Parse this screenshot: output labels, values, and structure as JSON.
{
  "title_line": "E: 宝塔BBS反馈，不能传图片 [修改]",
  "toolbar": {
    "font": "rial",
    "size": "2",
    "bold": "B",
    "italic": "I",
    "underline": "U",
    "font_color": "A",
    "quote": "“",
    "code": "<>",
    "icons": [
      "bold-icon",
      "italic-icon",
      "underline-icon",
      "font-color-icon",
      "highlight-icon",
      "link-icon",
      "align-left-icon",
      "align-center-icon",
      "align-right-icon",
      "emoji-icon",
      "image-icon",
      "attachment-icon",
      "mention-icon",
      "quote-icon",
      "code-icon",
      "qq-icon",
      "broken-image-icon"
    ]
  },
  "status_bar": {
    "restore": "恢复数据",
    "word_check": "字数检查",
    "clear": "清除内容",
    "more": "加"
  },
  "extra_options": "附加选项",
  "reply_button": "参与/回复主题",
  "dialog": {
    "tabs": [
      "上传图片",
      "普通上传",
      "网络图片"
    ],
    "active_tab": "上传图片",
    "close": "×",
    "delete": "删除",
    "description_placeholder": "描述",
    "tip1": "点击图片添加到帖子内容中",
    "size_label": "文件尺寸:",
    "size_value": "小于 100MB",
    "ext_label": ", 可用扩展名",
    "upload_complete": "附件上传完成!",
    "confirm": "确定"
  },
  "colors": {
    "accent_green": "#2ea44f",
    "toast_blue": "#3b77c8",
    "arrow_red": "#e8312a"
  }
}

— STATED GOAL —
Return the material in full, exactly as shown.

— FINAL RESULT —
Parse this screenshot: output labels, values, and structure as JSON.
{
  "title_line": "E: 宝塔BBS反馈，不能传图片 [修改]",
  "toolbar": {
    "font": "rial",
    "size": "2",
    "bold": "B",
    "italic": "I",
    "underline": "U",
    "font_color": "A",
    "quote": "“",
    "code": "<>",
    "icons": [
      "bold-icon",
      "italic-icon",
      "underline-icon",
      "font-color-icon",
      "highlight-icon",
      "link-icon",
      "align-left-icon",
      "align-center-icon",
      "align-right-icon",
      "emoji-icon",
      "image-icon",
      "attachment-icon",
      "mention-icon",
      "quote-icon",
      "code-icon",
      "qq-icon",
      "broken-image-icon"
    ]
  },
  "status_bar": {
    "restore": "恢复数据",
    "word_check": "字数检查",
    "clear": "清除内容",
    "more": "加"
  },
  "extra_options": "附加选项",
  "reply_button": "参与/回复主题",
  "dialog": {
    "tabs": [
      "上传图片",
      "普通上传",
      "网络图片"
    ],
    "active_tab": "上传图片",
    "close": "×",
    "delete": "删除",
    "description_placeholder": "描述",
    "tip1": "点击图片添加到帖子内容中",
    "size_label": "文件尺寸:",
    "size_value": "小于 100MB",
    "ext_label": ", 可用扩展名",
    "upload_complete": "附件上传完成!",
    "confirm": "确定"
  },
  "colors": {
    "accent_green": "#2ea44f",
    "toast_blue": "#3b77c8",
    "arrow_red": "#e8312a"
  }
}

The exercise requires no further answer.